## TASK INPUTS
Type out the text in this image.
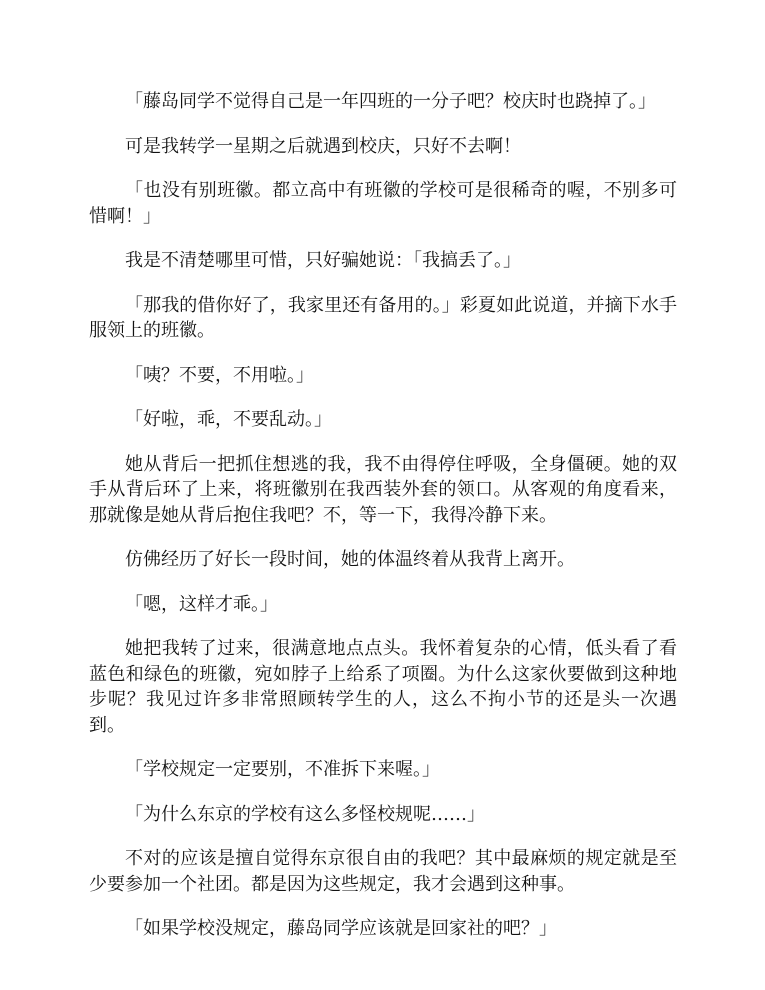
「藤岛同学不觉得自己是一年四班的一分子吧？校庆时也跷掉了。」

可是我转学一星期之后就遇到校庆，只好不去啊！

「也没有别班徽。都立高中有班徽的学校可是很稀奇的喔，不别多可惜啊！」

我是不清楚哪里可惜，只好骗她说：「我搞丢了。」

「那我的借你好了，我家里还有备用的。」彩夏如此说道，并摘下水手服领上的班徽。

「咦？不要，不用啦。」

「好啦，乖，不要乱动。」

她从背后一把抓住想逃的我，我不由得停住呼吸，全身僵硬。她的双手从背后环了上来，将班徽别在我西装外套的领口。从客观的角度看来，那就像是她从背后抱住我吧？不，等一下，我得冷静下来。

仿佛经历了好长一段时间，她的体温终着从我背上离开。

「嗯，这样才乖。」

她把我转了过来，很满意地点点头。我怀着复杂的心情，低头看了看蓝色和绿色的班徽，宛如脖子上给系了项圈。为什么这家伙要做到这种地步呢？我见过许多非常照顾转学生的人，这么不拘小节的还是头一次遇到。

「学校规定一定要别，不准拆下来喔。」

「为什么东京的学校有这么多怪校规呢……」

不对的应该是擅自觉得东京很自由的我吧？其中最麻烦的规定就是至少要参加一个社团。都是因为这些规定，我才会遇到这种事。

「如果学校没规定，藤岛同学应该就是回家社的吧？」
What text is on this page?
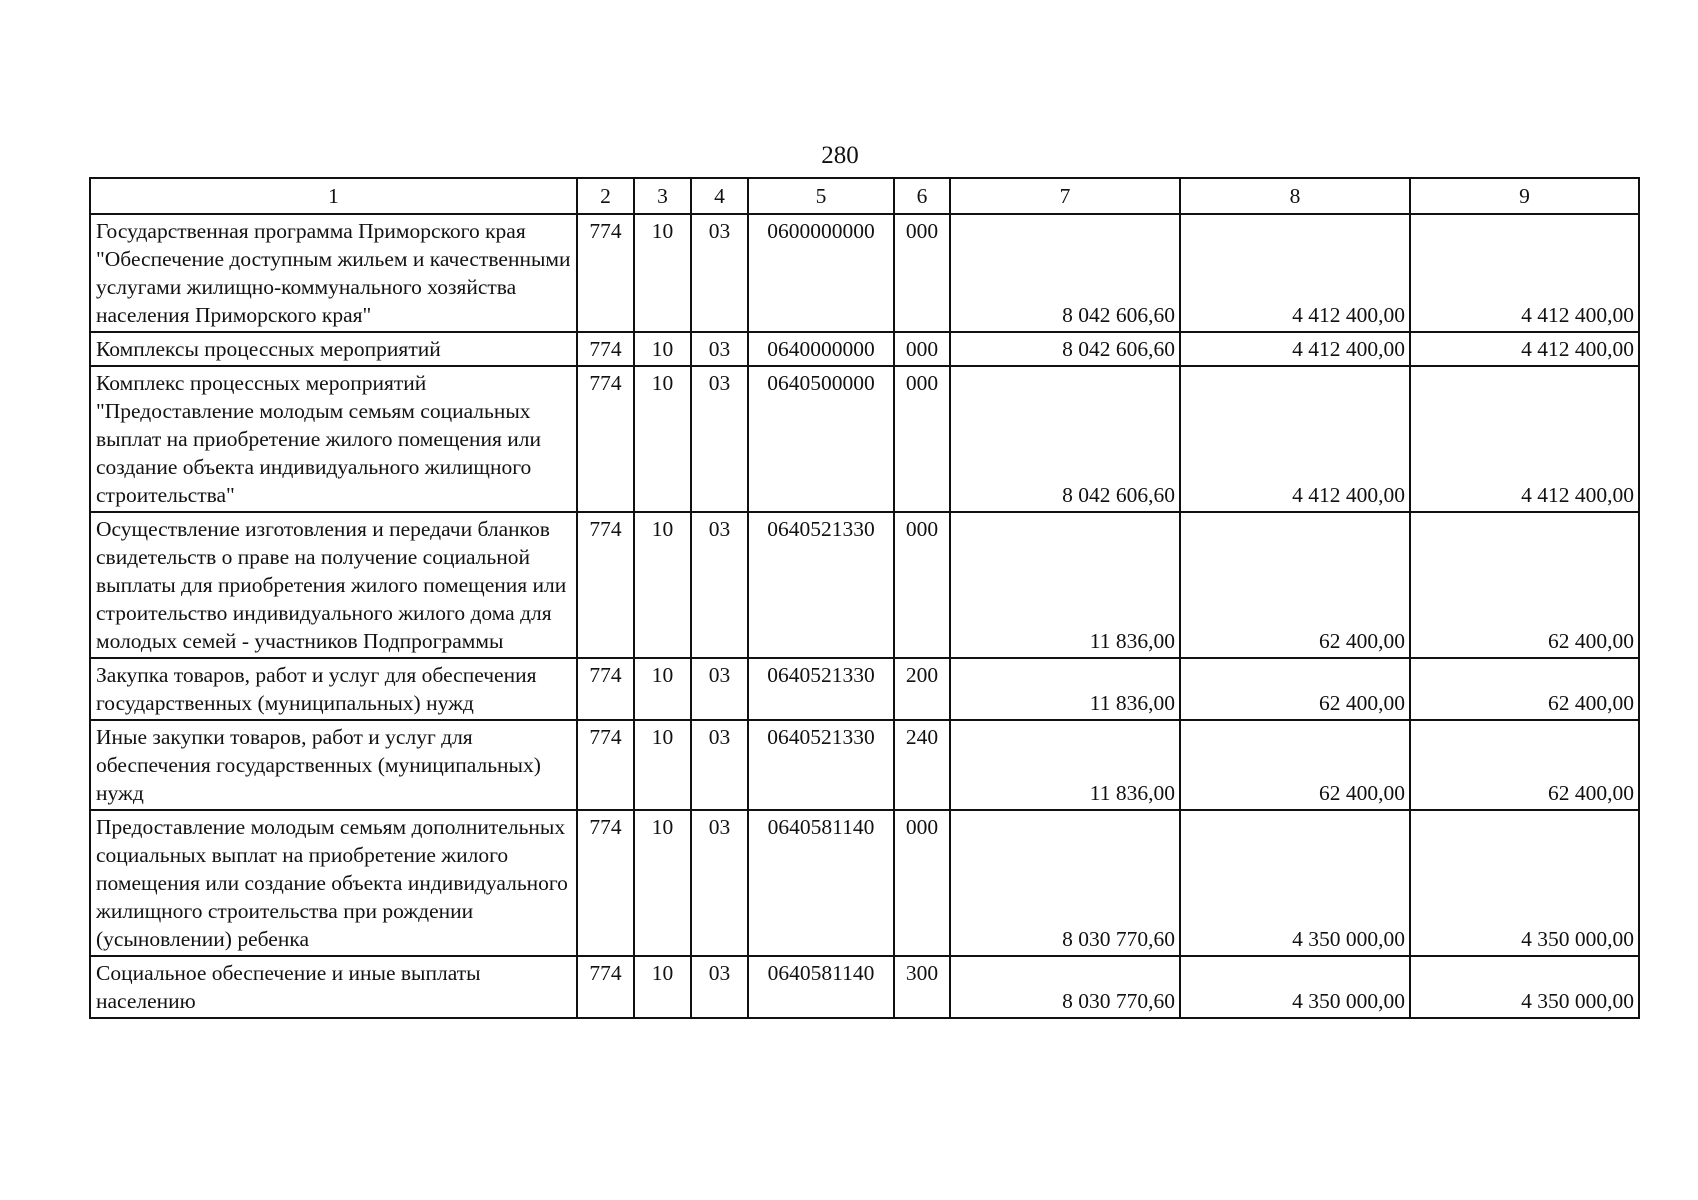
280
1	2	3	4	5	6	7	8	9
Государственная программа Приморского края "Обеспечение доступным жильем и качественными услугами жилищно-коммунального хозяйства населения Приморского края"	774	10	03	0600000000	000	8 042 606,60	4 412 400,00	4 412 400,00
Комплексы процессных мероприятий	774	10	03	0640000000	000	8 042 606,60	4 412 400,00	4 412 400,00
Комплекс процессных мероприятий "Предоставление молодым семьям социальных выплат на приобретение жилого помещения или создание объекта индивидуального жилищного строительства"	774	10	03	0640500000	000	8 042 606,60	4 412 400,00	4 412 400,00
Осуществление изготовления и передачи бланков свидетельств о праве на получение социальной выплаты для приобретения жилого помещения или строительство индивидуального жилого дома для молодых семей - участников Подпрограммы	774	10	03	0640521330	000	11 836,00	62 400,00	62 400,00
Закупка товаров, работ и услуг для обеспечения государственных (муниципальных) нужд	774	10	03	0640521330	200	11 836,00	62 400,00	62 400,00
Иные закупки товаров, работ и услуг для обеспечения государственных (муниципальных) нужд	774	10	03	0640521330	240	11 836,00	62 400,00	62 400,00
Предоставление молодым семьям дополнительных социальных выплат на приобретение жилого помещения или создание объекта индивидуального жилищного строительства при рождении (усыновлении) ребенка	774	10	03	0640581140	000	8 030 770,60	4 350 000,00	4 350 000,00
Социальное обеспечение и иные выплаты населению	774	10	03	0640581140	300	8 030 770,60	4 350 000,00	4 350 000,00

## REQUEST
Your task is to repeat the material above exactly, without its pictures.

## ANSWER TO THIS PROBLEM
Type out the text in this image.
「藤岛同学不觉得自己是一年四班的一分子吧？校庆时也跷掉了。」

可是我转学一星期之后就遇到校庆，只好不去啊！

「也没有别班徽。都立高中有班徽的学校可是很稀奇的喔，不别多可惜啊！」

我是不清楚哪里可惜，只好骗她说：「我搞丢了。」

「那我的借你好了，我家里还有备用的。」彩夏如此说道，并摘下水手服领上的班徽。

「咦？不要，不用啦。」

「好啦，乖，不要乱动。」

她从背后一把抓住想逃的我，我不由得停住呼吸，全身僵硬。她的双手从背后环了上来，将班徽别在我西装外套的领口。从客观的角度看来，那就像是她从背后抱住我吧？不，等一下，我得冷静下来。

仿佛经历了好长一段时间，她的体温终着从我背上离开。

「嗯，这样才乖。」

她把我转了过来，很满意地点点头。我怀着复杂的心情，低头看了看蓝色和绿色的班徽，宛如脖子上给系了项圈。为什么这家伙要做到这种地步呢？我见过许多非常照顾转学生的人，这么不拘小节的还是头一次遇到。

「学校规定一定要别，不准拆下来喔。」

「为什么东京的学校有这么多怪校规呢……」

不对的应该是擅自觉得东京很自由的我吧？其中最麻烦的规定就是至少要参加一个社团。都是因为这些规定，我才会遇到这种事。

「如果学校没规定，藤岛同学应该就是回家社的吧？」
What text is on this page?
280
1	2	3	4	5	6	7	8	9
Государственная программа Приморского края "Обеспечение доступным жильем и качественными услугами жилищно-коммунального хозяйства населения Приморского края"	774	10	03	0600000000	000	8 042 606,60	4 412 400,00	4 412 400,00
Комплексы процессных мероприятий	774	10	03	0640000000	000	8 042 606,60	4 412 400,00	4 412 400,00
Комплекс процессных мероприятий "Предоставление молодым семьям социальных выплат на приобретение жилого помещения или создание объекта индивидуального жилищного строительства"	774	10	03	0640500000	000	8 042 606,60	4 412 400,00	4 412 400,00
Осуществление изготовления и передачи бланков свидетельств о праве на получение социальной выплаты для приобретения жилого помещения или строительство индивидуального жилого дома для молодых семей - участников Подпрограммы	774	10	03	0640521330	000	11 836,00	62 400,00	62 400,00
Закупка товаров, работ и услуг для обеспечения государственных (муниципальных) нужд	774	10	03	0640521330	200	11 836,00	62 400,00	62 400,00
Иные закупки товаров, работ и услуг для обеспечения государственных (муниципальных) нужд	774	10	03	0640521330	240	11 836,00	62 400,00	62 400,00
Предоставление молодым семьям дополнительных социальных выплат на приобретение жилого помещения или создание объекта индивидуального жилищного строительства при рождении (усыновлении) ребенка	774	10	03	0640581140	000	8 030 770,60	4 350 000,00	4 350 000,00
Социальное обеспечение и иные выплаты населению	774	10	03	0640581140	300	8 030 770,60	4 350 000,00	4 350 000,00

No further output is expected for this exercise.